◆ Problem statement ◆
Give the data again, word for word.

(Figure record listings)
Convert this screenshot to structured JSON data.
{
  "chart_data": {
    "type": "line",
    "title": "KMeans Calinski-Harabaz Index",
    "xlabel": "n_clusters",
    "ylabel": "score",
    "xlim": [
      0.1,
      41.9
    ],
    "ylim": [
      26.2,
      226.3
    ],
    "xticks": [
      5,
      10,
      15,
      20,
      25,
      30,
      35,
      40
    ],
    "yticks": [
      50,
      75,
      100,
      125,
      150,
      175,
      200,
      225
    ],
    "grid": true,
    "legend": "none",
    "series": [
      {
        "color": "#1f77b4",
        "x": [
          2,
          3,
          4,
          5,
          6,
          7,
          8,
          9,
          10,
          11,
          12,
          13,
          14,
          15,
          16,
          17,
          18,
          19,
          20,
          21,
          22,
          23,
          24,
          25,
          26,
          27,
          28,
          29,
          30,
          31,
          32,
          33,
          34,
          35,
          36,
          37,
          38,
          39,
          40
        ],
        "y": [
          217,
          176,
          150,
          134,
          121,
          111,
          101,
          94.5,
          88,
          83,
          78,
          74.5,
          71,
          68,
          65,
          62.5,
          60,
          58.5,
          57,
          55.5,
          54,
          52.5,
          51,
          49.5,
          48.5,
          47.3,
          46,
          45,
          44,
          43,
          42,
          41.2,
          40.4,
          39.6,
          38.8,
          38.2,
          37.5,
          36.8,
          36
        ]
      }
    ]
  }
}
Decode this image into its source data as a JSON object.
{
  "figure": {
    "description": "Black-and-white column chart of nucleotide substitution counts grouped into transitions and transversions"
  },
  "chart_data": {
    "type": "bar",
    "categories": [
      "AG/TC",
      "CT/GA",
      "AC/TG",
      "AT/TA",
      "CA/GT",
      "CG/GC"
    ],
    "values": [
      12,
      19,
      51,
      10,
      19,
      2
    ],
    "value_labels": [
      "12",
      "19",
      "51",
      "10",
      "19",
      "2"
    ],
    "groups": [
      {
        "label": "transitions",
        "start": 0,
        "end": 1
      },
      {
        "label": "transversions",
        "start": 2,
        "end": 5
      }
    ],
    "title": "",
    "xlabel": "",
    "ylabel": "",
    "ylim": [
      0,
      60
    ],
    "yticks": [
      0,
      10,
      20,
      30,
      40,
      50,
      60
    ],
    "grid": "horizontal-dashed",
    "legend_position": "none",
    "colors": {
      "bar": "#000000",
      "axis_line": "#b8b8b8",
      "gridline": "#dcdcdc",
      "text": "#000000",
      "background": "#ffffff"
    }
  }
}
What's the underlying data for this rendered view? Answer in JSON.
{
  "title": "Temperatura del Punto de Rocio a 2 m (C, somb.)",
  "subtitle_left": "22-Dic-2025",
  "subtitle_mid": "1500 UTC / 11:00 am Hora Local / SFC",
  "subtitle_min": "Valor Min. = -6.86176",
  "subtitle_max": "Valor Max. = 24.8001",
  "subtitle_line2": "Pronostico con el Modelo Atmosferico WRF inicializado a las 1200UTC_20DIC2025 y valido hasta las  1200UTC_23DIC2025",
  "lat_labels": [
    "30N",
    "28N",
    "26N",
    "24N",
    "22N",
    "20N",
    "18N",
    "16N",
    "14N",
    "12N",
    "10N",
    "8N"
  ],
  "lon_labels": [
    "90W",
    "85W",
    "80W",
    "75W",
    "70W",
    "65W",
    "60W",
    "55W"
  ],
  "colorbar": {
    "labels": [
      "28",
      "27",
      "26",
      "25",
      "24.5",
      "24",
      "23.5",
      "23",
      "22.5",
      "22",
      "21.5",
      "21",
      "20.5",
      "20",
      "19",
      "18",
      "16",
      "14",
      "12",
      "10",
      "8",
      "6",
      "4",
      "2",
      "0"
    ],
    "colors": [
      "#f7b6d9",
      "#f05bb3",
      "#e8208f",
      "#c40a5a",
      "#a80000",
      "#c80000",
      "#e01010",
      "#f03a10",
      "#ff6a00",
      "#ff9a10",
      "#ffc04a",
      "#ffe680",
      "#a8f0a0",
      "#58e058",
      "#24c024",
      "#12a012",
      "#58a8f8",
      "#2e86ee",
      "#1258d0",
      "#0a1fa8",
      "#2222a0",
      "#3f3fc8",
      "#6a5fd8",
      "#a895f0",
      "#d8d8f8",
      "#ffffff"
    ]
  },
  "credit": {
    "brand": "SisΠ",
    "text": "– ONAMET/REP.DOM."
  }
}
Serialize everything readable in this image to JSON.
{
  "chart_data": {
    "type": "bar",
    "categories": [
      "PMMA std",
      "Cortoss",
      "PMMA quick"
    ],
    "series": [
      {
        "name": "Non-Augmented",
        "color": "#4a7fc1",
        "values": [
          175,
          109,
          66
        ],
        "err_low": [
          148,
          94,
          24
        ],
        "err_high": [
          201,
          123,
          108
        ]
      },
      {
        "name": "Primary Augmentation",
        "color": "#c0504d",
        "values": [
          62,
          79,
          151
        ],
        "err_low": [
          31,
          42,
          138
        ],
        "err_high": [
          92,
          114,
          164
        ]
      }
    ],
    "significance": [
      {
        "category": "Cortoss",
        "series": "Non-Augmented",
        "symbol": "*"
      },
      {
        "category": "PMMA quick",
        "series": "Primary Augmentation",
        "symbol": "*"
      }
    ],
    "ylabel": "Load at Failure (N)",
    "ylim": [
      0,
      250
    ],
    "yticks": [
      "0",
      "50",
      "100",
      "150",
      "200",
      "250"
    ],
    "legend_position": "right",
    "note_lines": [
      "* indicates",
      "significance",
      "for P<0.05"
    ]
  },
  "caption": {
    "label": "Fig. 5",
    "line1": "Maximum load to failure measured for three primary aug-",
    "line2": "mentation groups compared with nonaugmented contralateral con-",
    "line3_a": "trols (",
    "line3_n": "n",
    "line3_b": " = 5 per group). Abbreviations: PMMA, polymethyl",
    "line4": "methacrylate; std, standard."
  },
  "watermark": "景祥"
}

◆ Finished exercise ◆
Convert this screenshot to structured JSON data.
{
  "chart_data": {
    "type": "line",
    "title": "KMeans Calinski-Harabaz Index",
    "xlabel": "n_clusters",
    "ylabel": "score",
    "xlim": [
      0.1,
      41.9
    ],
    "ylim": [
      26.2,
      226.3
    ],
    "xticks": [
      5,
      10,
      15,
      20,
      25,
      30,
      35,
      40
    ],
    "yticks": [
      50,
      75,
      100,
      125,
      150,
      175,
      200,
      225
    ],
    "grid": true,
    "legend": "none",
    "series": [
      {
        "color": "#1f77b4",
        "x": [
          2,
          3,
          4,
          5,
          6,
          7,
          8,
          9,
          10,
          11,
          12,
          13,
          14,
          15,
          16,
          17,
          18,
          19,
          20,
          21,
          22,
          23,
          24,
          25,
          26,
          27,
          28,
          29,
          30,
          31,
          32,
          33,
          34,
          35,
          36,
          37,
          38,
          39,
          40
        ],
        "y": [
          217,
          176,
          150,
          134,
          121,
          111,
          101,
          94.5,
          88,
          83,
          78,
          74.5,
          71,
          68,
          65,
          62.5,
          60,
          58.5,
          57,
          55.5,
          54,
          52.5,
          51,
          49.5,
          48.5,
          47.3,
          46,
          45,
          44,
          43,
          42,
          41.2,
          40.4,
          39.6,
          38.8,
          38.2,
          37.5,
          36.8,
          36
        ]
      }
    ]
  }
}
Decode this image into its source data as a JSON object.
{
  "figure": {
    "description": "Black-and-white column chart of nucleotide substitution counts grouped into transitions and transversions"
  },
  "chart_data": {
    "type": "bar",
    "categories": [
      "AG/TC",
      "CT/GA",
      "AC/TG",
      "AT/TA",
      "CA/GT",
      "CG/GC"
    ],
    "values": [
      12,
      19,
      51,
      10,
      19,
      2
    ],
    "value_labels": [
      "12",
      "19",
      "51",
      "10",
      "19",
      "2"
    ],
    "groups": [
      {
        "label": "transitions",
        "start": 0,
        "end": 1
      },
      {
        "label": "transversions",
        "start": 2,
        "end": 5
      }
    ],
    "title": "",
    "xlabel": "",
    "ylabel": "",
    "ylim": [
      0,
      60
    ],
    "yticks": [
      0,
      10,
      20,
      30,
      40,
      50,
      60
    ],
    "grid": "horizontal-dashed",
    "legend_position": "none",
    "colors": {
      "bar": "#000000",
      "axis_line": "#b8b8b8",
      "gridline": "#dcdcdc",
      "text": "#000000",
      "background": "#ffffff"
    }
  }
}
What's the underlying data for this rendered view? Answer in JSON.
{
  "title": "Temperatura del Punto de Rocio a 2 m (C, somb.)",
  "subtitle_left": "22-Dic-2025",
  "subtitle_mid": "1500 UTC / 11:00 am Hora Local / SFC",
  "subtitle_min": "Valor Min. = -6.86176",
  "subtitle_max": "Valor Max. = 24.8001",
  "subtitle_line2": "Pronostico con el Modelo Atmosferico WRF inicializado a las 1200UTC_20DIC2025 y valido hasta las  1200UTC_23DIC2025",
  "lat_labels": [
    "30N",
    "28N",
    "26N",
    "24N",
    "22N",
    "20N",
    "18N",
    "16N",
    "14N",
    "12N",
    "10N",
    "8N"
  ],
  "lon_labels": [
    "90W",
    "85W",
    "80W",
    "75W",
    "70W",
    "65W",
    "60W",
    "55W"
  ],
  "colorbar": {
    "labels": [
      "28",
      "27",
      "26",
      "25",
      "24.5",
      "24",
      "23.5",
      "23",
      "22.5",
      "22",
      "21.5",
      "21",
      "20.5",
      "20",
      "19",
      "18",
      "16",
      "14",
      "12",
      "10",
      "8",
      "6",
      "4",
      "2",
      "0"
    ],
    "colors": [
      "#f7b6d9",
      "#f05bb3",
      "#e8208f",
      "#c40a5a",
      "#a80000",
      "#c80000",
      "#e01010",
      "#f03a10",
      "#ff6a00",
      "#ff9a10",
      "#ffc04a",
      "#ffe680",
      "#a8f0a0",
      "#58e058",
      "#24c024",
      "#12a012",
      "#58a8f8",
      "#2e86ee",
      "#1258d0",
      "#0a1fa8",
      "#2222a0",
      "#3f3fc8",
      "#6a5fd8",
      "#a895f0",
      "#d8d8f8",
      "#ffffff"
    ]
  },
  "credit": {
    "brand": "SisΠ",
    "text": "– ONAMET/REP.DOM."
  }
}
Serialize everything readable in this image to JSON.
{
  "chart_data": {
    "type": "bar",
    "categories": [
      "PMMA std",
      "Cortoss",
      "PMMA quick"
    ],
    "series": [
      {
        "name": "Non-Augmented",
        "color": "#4a7fc1",
        "values": [
          175,
          109,
          66
        ],
        "err_low": [
          148,
          94,
          24
        ],
        "err_high": [
          201,
          123,
          108
        ]
      },
      {
        "name": "Primary Augmentation",
        "color": "#c0504d",
        "values": [
          62,
          79,
          151
        ],
        "err_low": [
          31,
          42,
          138
        ],
        "err_high": [
          92,
          114,
          164
        ]
      }
    ],
    "significance": [
      {
        "category": "Cortoss",
        "series": "Non-Augmented",
        "symbol": "*"
      },
      {
        "category": "PMMA quick",
        "series": "Primary Augmentation",
        "symbol": "*"
      }
    ],
    "ylabel": "Load at Failure (N)",
    "ylim": [
      0,
      250
    ],
    "yticks": [
      "0",
      "50",
      "100",
      "150",
      "200",
      "250"
    ],
    "legend_position": "right",
    "note_lines": [
      "* indicates",
      "significance",
      "for P<0.05"
    ]
  },
  "caption": {
    "label": "Fig. 5",
    "line1": "Maximum load to failure measured for three primary aug-",
    "line2": "mentation groups compared with nonaugmented contralateral con-",
    "line3_a": "trols (",
    "line3_n": "n",
    "line3_b": " = 5 per group). Abbreviations: PMMA, polymethyl",
    "line4": "methacrylate; std, standard."
  },
  "watermark": "景祥"
}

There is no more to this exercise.